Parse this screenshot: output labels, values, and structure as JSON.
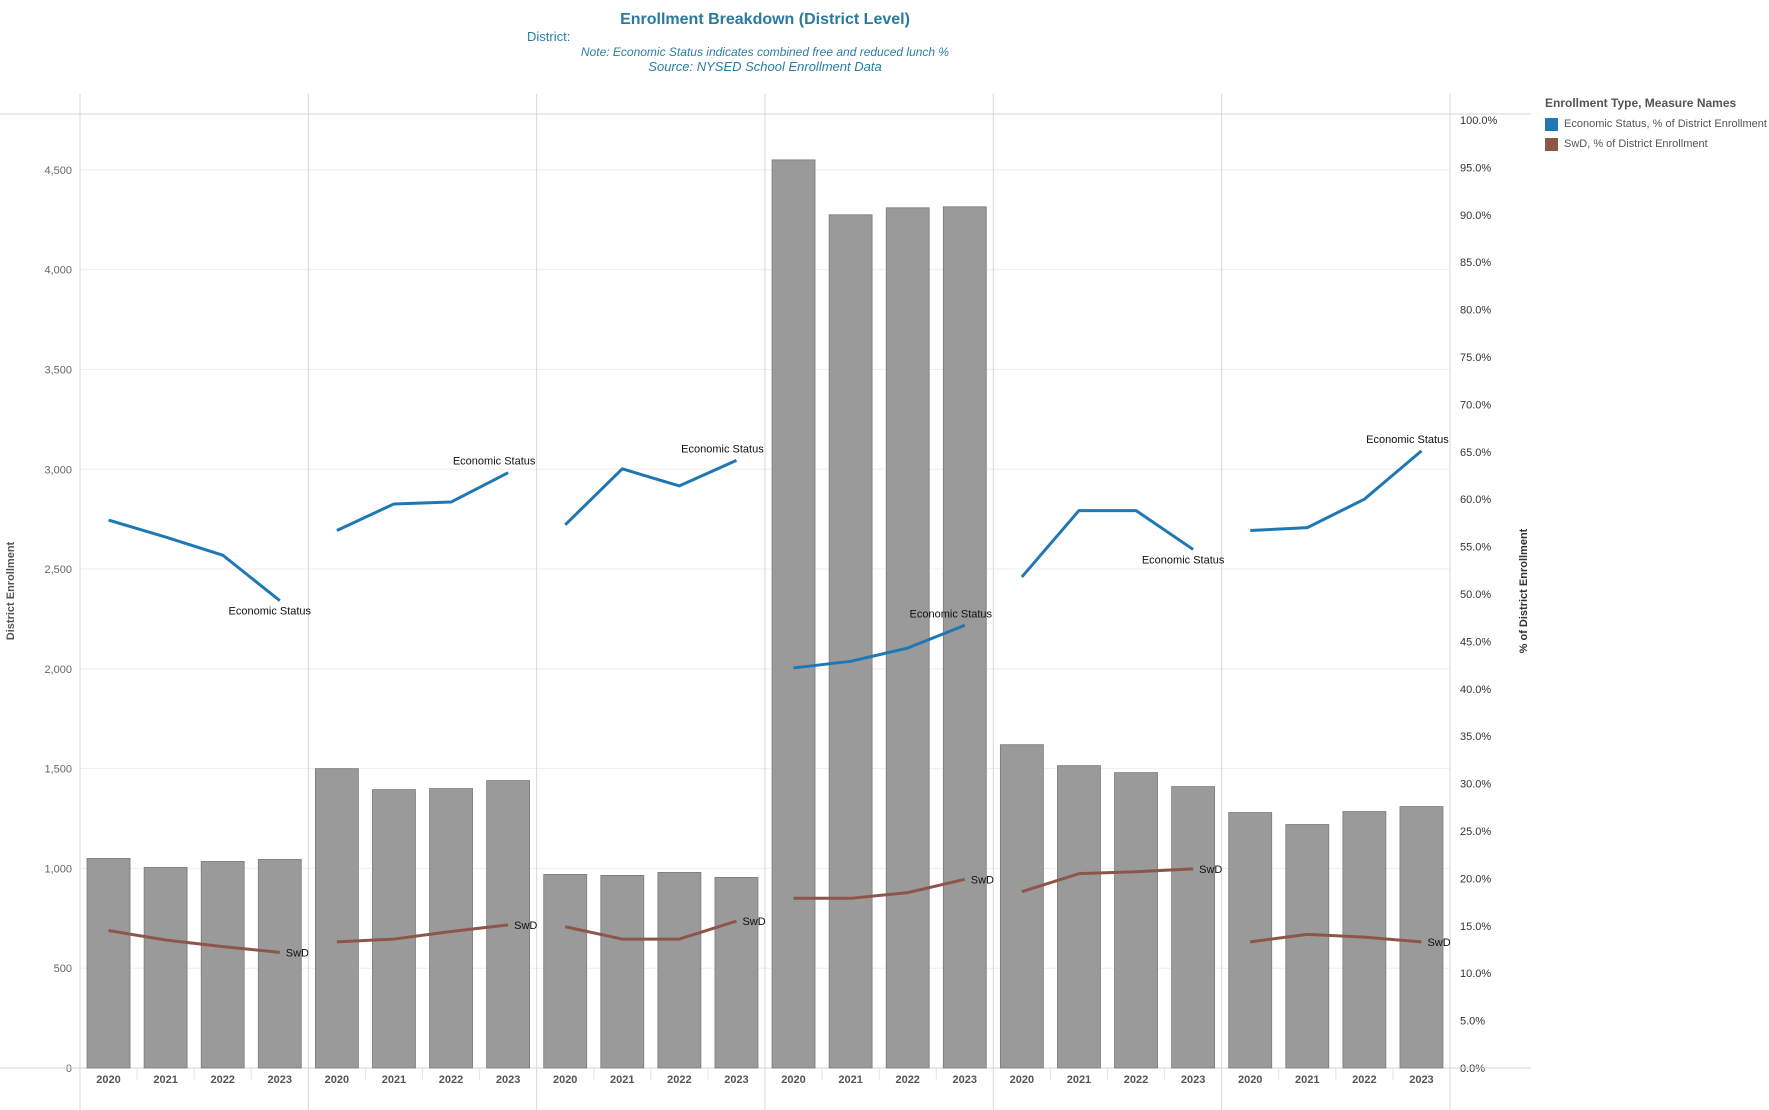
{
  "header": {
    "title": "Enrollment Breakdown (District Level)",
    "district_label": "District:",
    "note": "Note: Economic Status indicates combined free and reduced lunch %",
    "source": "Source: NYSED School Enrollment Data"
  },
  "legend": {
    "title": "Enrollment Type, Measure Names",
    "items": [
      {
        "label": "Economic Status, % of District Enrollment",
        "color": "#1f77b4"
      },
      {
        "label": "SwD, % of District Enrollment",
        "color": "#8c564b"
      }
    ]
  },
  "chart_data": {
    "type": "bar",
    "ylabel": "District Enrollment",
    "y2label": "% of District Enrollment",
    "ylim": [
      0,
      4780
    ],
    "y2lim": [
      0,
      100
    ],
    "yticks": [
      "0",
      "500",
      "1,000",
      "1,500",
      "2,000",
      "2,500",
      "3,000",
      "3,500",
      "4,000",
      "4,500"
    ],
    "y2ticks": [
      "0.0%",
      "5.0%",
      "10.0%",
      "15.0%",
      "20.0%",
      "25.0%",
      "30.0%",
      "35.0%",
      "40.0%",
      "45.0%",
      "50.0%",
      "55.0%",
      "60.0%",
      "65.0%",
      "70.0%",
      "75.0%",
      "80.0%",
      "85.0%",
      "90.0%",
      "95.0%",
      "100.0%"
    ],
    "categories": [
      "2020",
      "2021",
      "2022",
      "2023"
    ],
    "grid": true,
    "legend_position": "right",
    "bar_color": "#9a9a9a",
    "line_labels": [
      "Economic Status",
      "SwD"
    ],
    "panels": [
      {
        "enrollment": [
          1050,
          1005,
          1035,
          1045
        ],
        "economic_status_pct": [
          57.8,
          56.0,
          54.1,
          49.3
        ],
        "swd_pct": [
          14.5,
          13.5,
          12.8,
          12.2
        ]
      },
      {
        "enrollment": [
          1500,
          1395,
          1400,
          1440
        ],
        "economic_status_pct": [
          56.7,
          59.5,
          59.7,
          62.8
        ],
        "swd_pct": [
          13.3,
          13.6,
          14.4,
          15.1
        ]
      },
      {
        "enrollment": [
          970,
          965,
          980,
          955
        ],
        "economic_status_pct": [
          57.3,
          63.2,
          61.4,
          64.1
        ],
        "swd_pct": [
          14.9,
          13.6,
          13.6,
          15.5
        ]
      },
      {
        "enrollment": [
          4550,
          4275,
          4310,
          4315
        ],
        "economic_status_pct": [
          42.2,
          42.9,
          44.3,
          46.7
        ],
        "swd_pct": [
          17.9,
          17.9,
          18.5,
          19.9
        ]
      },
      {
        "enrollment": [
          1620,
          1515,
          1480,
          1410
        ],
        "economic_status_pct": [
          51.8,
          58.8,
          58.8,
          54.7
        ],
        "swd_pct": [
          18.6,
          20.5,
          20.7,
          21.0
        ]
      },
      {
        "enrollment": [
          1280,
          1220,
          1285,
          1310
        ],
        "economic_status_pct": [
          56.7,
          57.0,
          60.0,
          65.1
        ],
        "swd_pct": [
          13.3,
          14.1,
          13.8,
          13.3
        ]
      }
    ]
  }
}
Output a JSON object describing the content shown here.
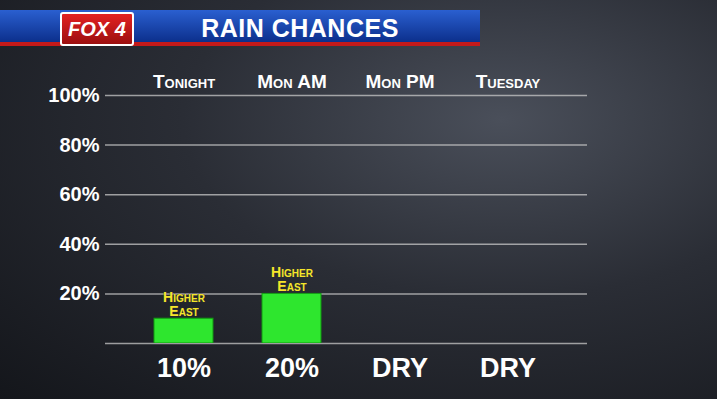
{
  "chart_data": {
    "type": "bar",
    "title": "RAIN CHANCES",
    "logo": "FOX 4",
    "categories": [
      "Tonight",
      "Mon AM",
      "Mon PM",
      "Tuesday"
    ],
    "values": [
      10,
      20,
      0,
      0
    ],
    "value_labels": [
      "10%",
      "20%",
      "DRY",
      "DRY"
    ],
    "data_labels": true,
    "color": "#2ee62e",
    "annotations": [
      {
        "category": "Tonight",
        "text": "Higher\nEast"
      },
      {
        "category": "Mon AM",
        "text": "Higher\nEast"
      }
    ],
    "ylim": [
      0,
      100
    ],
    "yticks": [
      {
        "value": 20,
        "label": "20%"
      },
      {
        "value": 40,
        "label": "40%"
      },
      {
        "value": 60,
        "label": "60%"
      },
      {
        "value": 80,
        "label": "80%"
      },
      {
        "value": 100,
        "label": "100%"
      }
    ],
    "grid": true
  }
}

* * * * * * *

### TASK DESCRIPTION
Restate verbatim the lines running from the line with "Output a JSON" through the end of the material; both ends count, and images are omitted.

### RESULT
Output a JSON object describing the content shown here.
{
  "chart_data": {
    "type": "bar",
    "title": "RAIN CHANCES",
    "logo": "FOX 4",
    "categories": [
      "Tonight",
      "Mon AM",
      "Mon PM",
      "Tuesday"
    ],
    "values": [
      10,
      20,
      0,
      0
    ],
    "value_labels": [
      "10%",
      "20%",
      "DRY",
      "DRY"
    ],
    "data_labels": true,
    "color": "#2ee62e",
    "annotations": [
      {
        "category": "Tonight",
        "text": "Higher\nEast"
      },
      {
        "category": "Mon AM",
        "text": "Higher\nEast"
      }
    ],
    "ylim": [
      0,
      100
    ],
    "yticks": [
      {
        "value": 20,
        "label": "20%"
      },
      {
        "value": 40,
        "label": "40%"
      },
      {
        "value": 60,
        "label": "60%"
      },
      {
        "value": 80,
        "label": "80%"
      },
      {
        "value": 100,
        "label": "100%"
      }
    ],
    "grid": true
  }
}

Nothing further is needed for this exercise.